PAGE EXTRACT -
Lesson 2 | Expansion
Paraphrasing and Summarizing
There are two ways to write something in your own words. The first expands upon the text, unpacking it with description, explanation, logic, and interpretational stances. The second contracts the text down to its core, mentally sifting out details and supporting points, until it accurately restates the core message of the text.
For the purposes of this course…
Consider the following summary and paraphrase of 1 Peter 1:22–25.
Be fervent in brotherly love, since you actually have a new heart—brought to life by the very gospel of Christ and cleansed for genuine love.
Since you have been cleansed through and through by means of your obedient response to the gospel—a cleansing that is designed to produce genuine love for others,
you ought therefore to be wholehearted and clean-hearted in your love for your fellow believers,
because you actually have a new heart, with new life that does not come from a source prone to decay. Rather, this new life comes from a source that death and decay can never touch, that is, through the ever-living, always-settled word of God; Isaiah explains this very truth when he says,
“All humanity is as durable as field grass, and all human splendor is as fleeting as the flower in the field. Soon enough, the season is past, the grass dries up and comes to its end, and with it, the flower fades and falls away. In stark contrast, God's word will never fade—it is forever true.”

PROVIDED MATERIAL -

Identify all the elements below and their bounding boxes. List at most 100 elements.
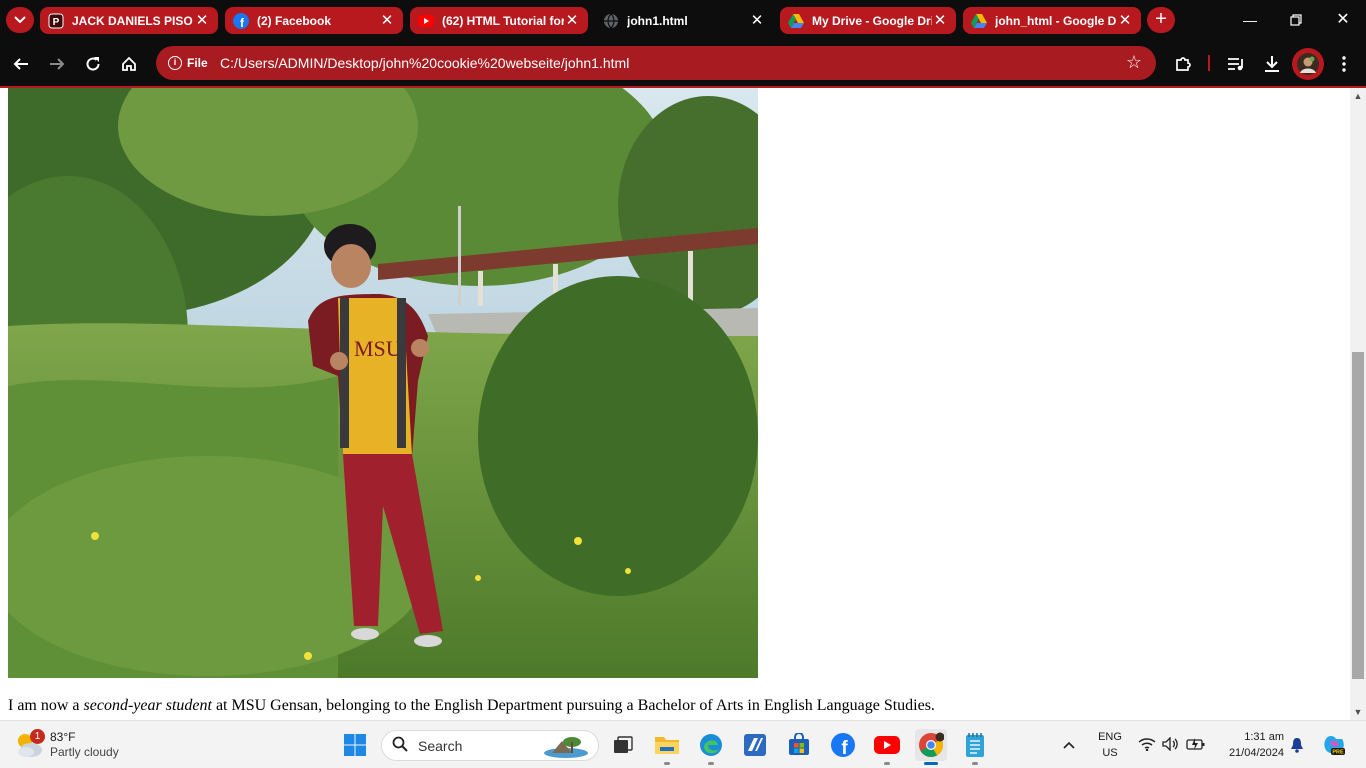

YOUR TASKS -
**1)** Check whether each statement agrees with the lesson on paraphrasing and summarizing, answering yes or no and quoting the deciding words: (a) One way of writing in your own words expands the text with description, explanation, logic, and interpretational stances. (b) The worked example treats 1 Peter 1:22–25. (c) Contracting a text to its core keeps all of its details and supporting points.
**2)** Write what comes next in the lesson on paraphrasing and summarizing, picking up after its last sentence.

PER-TASK OUTPUTS -
**1)**
(a) Yes: "The first expands upon the text, unpacking it with description, explanation, logic, and interpretational stances."
(b) Yes: "Consider the following summary and paraphrase of 1 Peter 1:22–25."
(c) No: "mentally sifting out details and supporting points"

**2)**
To be clear, this word of God that Isaiah speaks of is precisely the good word about Jesus Christ which was proclaimed.
Now let’s see what we can observe about the difference between the two. You will want to internalize and remember these distinctions.
A summary shrinks the message of the text down to a concise statement of the main point.
In this passage above, the phrase, “love one another earnestly from a pure heart” is simply, “be fervent in brotherly love.”
A paraphrase expands the language of the text because it seeks to make everything explicit.
Here, that same phrase gets expanded to, “You ought therefore to be wholehearted and clean-hearted in your love for your fellow believers.”
A summary narrows the focus to only the mainpoint and its primary supports.
For example, the Isaiah quote does not show up at all in the summary, as it is a secondary support to Peter's main point.
A paraphrase unpacks all the details and connections between statements.
Peter quotes Isaiah 40:6-8 without identifying Isaiah as the source. He simply builds Isaiah's text into his own argument. On the other hand, my paraphrase adds the detail that Isaiah is the source and clarifies Peter's use of Isaiah 40 as an explanation of the imperishable source of new life.
A summary simplifies complex ideas.
Thus my summary simplifies Peter's second primary support to, “...since you actually have a new heart—brought to life by the very gospel of Christ.”
A paraphrase keeps the complexity of the original.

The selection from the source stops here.